DATA FOR THE TASK:

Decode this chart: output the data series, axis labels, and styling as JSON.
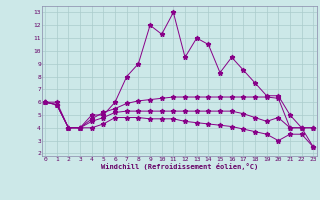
{
  "xlabel": "Windchill (Refroidissement éolien,°C)",
  "background_color": "#cce8e8",
  "line_color": "#880088",
  "grid_color": "#aacccc",
  "x_ticks": [
    0,
    1,
    2,
    3,
    4,
    5,
    6,
    7,
    8,
    9,
    10,
    11,
    12,
    13,
    14,
    15,
    16,
    17,
    18,
    19,
    20,
    21,
    22,
    23
  ],
  "y_ticks": [
    2,
    3,
    4,
    5,
    6,
    7,
    8,
    9,
    10,
    11,
    12,
    13
  ],
  "ylim": [
    1.8,
    13.5
  ],
  "xlim": [
    -0.3,
    23.3
  ],
  "series1_y": [
    6,
    6,
    4,
    4,
    5,
    5,
    6,
    8,
    9,
    12,
    11.3,
    13,
    9.5,
    11,
    10.5,
    8.3,
    9.5,
    8.5,
    7.5,
    6.5,
    6.5,
    5,
    4,
    4
  ],
  "series2_y": [
    6,
    5.8,
    4,
    4,
    4.7,
    5.2,
    5.5,
    5.9,
    6.1,
    6.2,
    6.3,
    6.4,
    6.4,
    6.4,
    6.4,
    6.4,
    6.4,
    6.4,
    6.4,
    6.4,
    6.3,
    4,
    4,
    4
  ],
  "series3_y": [
    6,
    5.8,
    4,
    4,
    4.5,
    4.8,
    5.2,
    5.3,
    5.3,
    5.3,
    5.3,
    5.3,
    5.3,
    5.3,
    5.3,
    5.3,
    5.3,
    5.1,
    4.8,
    4.5,
    4.8,
    4,
    4,
    2.5
  ],
  "series4_y": [
    6,
    5.8,
    4,
    4,
    4,
    4.3,
    4.8,
    4.8,
    4.8,
    4.7,
    4.7,
    4.7,
    4.5,
    4.4,
    4.3,
    4.2,
    4.1,
    3.9,
    3.7,
    3.5,
    3.0,
    3.5,
    3.5,
    2.5
  ]
}
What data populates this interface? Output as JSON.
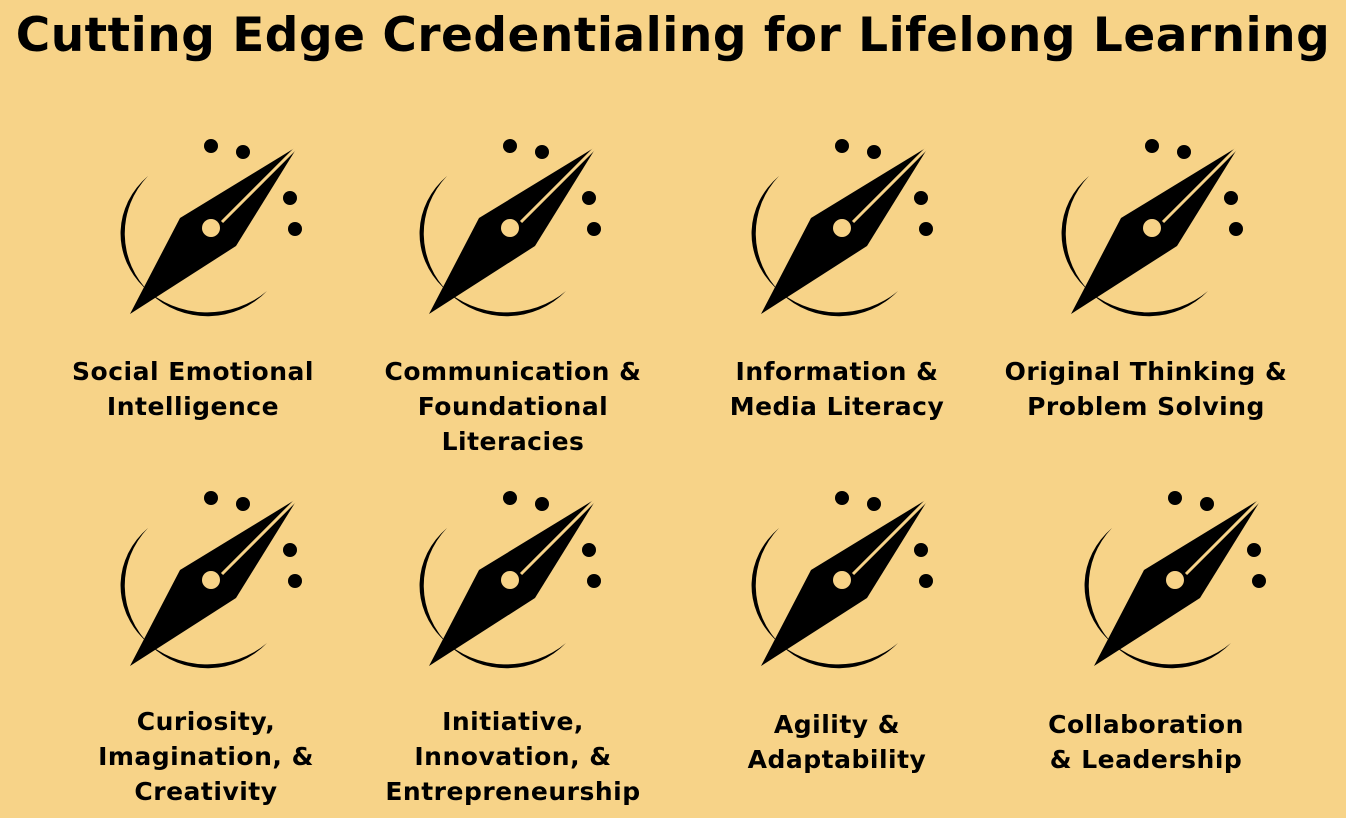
{
  "title": "Cutting Edge Credentialing for Lifelong Learning",
  "icon": "compass-icon",
  "competencies": [
    {
      "lines": [
        "Social Emotional",
        "Intelligence"
      ]
    },
    {
      "lines": [
        "Communication &",
        "Foundational",
        "Literacies"
      ]
    },
    {
      "lines": [
        "Information &",
        "Media Literacy"
      ]
    },
    {
      "lines": [
        "Original Thinking &",
        "Problem Solving"
      ]
    },
    {
      "lines": [
        "Curiosity,",
        "Imagination, &",
        "Creativity"
      ]
    },
    {
      "lines": [
        "Initiative,",
        "Innovation, &",
        "Entrepreneurship"
      ]
    },
    {
      "lines": [
        "Agility &",
        "Adaptability"
      ]
    },
    {
      "lines": [
        "Collaboration",
        "& Leadership"
      ]
    }
  ]
}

REQUIREMENT:
Take every line that includes the string "JSON" and copy it.

CORRECT RESPONSE:
Decode this chart: output the data series, axis labels, and styling as JSON.
What data populates this interface? Output as JSON.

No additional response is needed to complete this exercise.